» **TASK DIRECTIONS**
Copy each line of the records that contains the word "ffffff".

>> Start RECORD EXCERPTS

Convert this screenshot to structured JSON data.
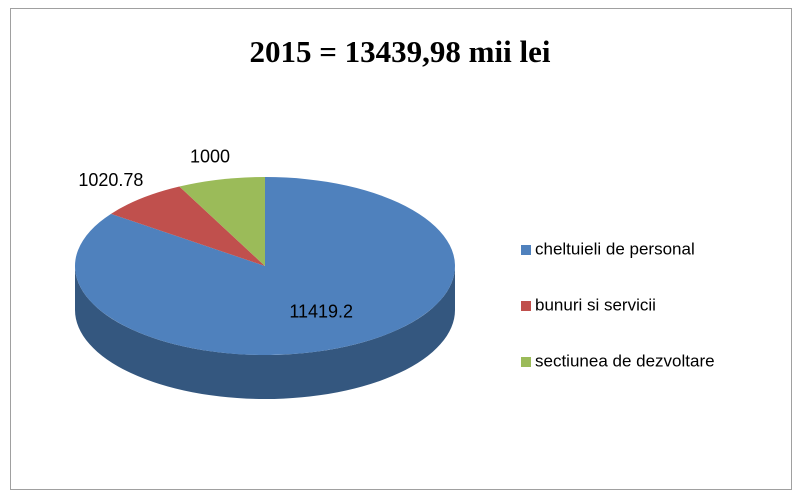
{
  "chart_data": {
    "type": "pie",
    "title": "2015 = 13439,98 mii lei",
    "categories": [
      "cheltuieli de personal",
      "bunuri si servicii",
      "sectiunea de dezvoltare"
    ],
    "values": [
      11419.2,
      1020.78,
      1000
    ],
    "colors": [
      "#4f81bd",
      "#c0504d",
      "#9bbb59"
    ],
    "side_colors": [
      "#34577f",
      "#8a3432",
      "#6d8a3b"
    ],
    "legend": "right"
  }
}
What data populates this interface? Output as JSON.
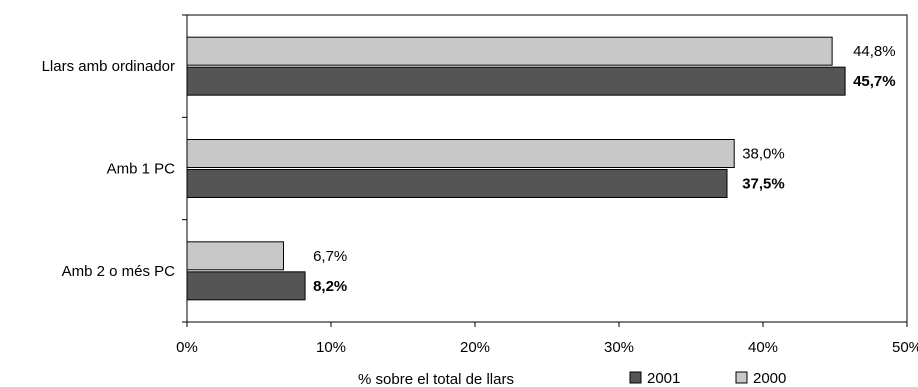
{
  "chart_data": {
    "type": "bar",
    "orientation": "horizontal",
    "categories": [
      "Llars amb ordinador",
      "Amb 1 PC",
      "Amb 2 o més PC"
    ],
    "series": [
      {
        "name": "2000",
        "color": "#c8c8c8",
        "values": [
          44.8,
          38.0,
          6.7
        ],
        "labels": [
          "44,8%",
          "38,0%",
          "6,7%"
        ],
        "label_bold": false
      },
      {
        "name": "2001",
        "color": "#555555",
        "values": [
          45.7,
          37.5,
          8.2
        ],
        "labels": [
          "45,7%",
          "37,5%",
          "8,2%"
        ],
        "label_bold": true
      }
    ],
    "xlim": [
      0,
      50
    ],
    "x_ticks": [
      0,
      10,
      20,
      30,
      40,
      50
    ],
    "x_tick_labels": [
      "0%",
      "10%",
      "20%",
      "30%",
      "40%",
      "50%"
    ],
    "xlabel": "% sobre el total de llars",
    "ylabel": "",
    "title": "",
    "legend": {
      "placement": "bottom-right",
      "order": [
        "2001",
        "2000"
      ]
    },
    "grid": false
  }
}
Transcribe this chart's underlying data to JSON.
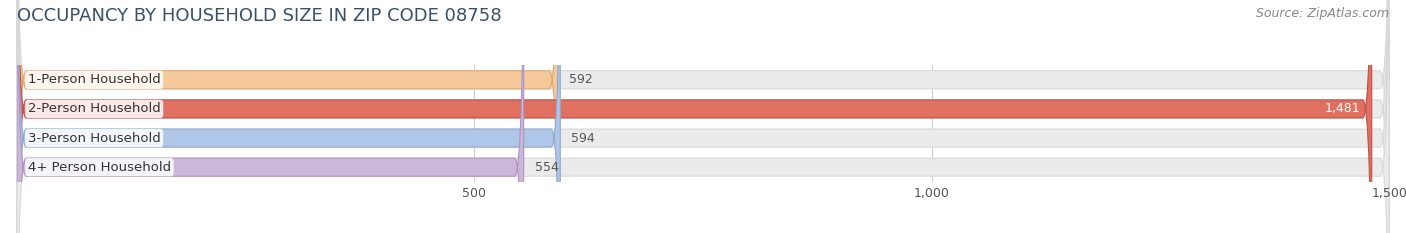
{
  "title": "OCCUPANCY BY HOUSEHOLD SIZE IN ZIP CODE 08758",
  "source": "Source: ZipAtlas.com",
  "categories": [
    "1-Person Household",
    "2-Person Household",
    "3-Person Household",
    "4+ Person Household"
  ],
  "values": [
    592,
    1481,
    594,
    554
  ],
  "bar_colors": [
    "#f5c99a",
    "#e07060",
    "#aec6e8",
    "#c9b8d8"
  ],
  "bar_edge_colors": [
    "#e0a870",
    "#c05050",
    "#90aad0",
    "#b090c0"
  ],
  "xlim": [
    0,
    1500
  ],
  "xticks": [
    500,
    1000,
    1500
  ],
  "background_color": "#ffffff",
  "bar_bg_color": "#ebebeb",
  "bar_bg_edge_color": "#d8d8d8",
  "title_fontsize": 13,
  "source_fontsize": 9,
  "label_fontsize": 9.5,
  "value_fontsize": 9,
  "tick_fontsize": 9,
  "bar_height": 0.62,
  "title_color": "#3a5068",
  "source_color": "#888888",
  "grid_color": "#cccccc",
  "label_bg_color": "#ffffff",
  "value_color_inside": "#ffffff",
  "value_color_outside": "#555555"
}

>> End RECORD EXCERPTS

» **FULL SOLUTION**
  "background_color": "#ffffff",
  "label_bg_color": "#ffffff",
  "value_color_inside": "#ffffff",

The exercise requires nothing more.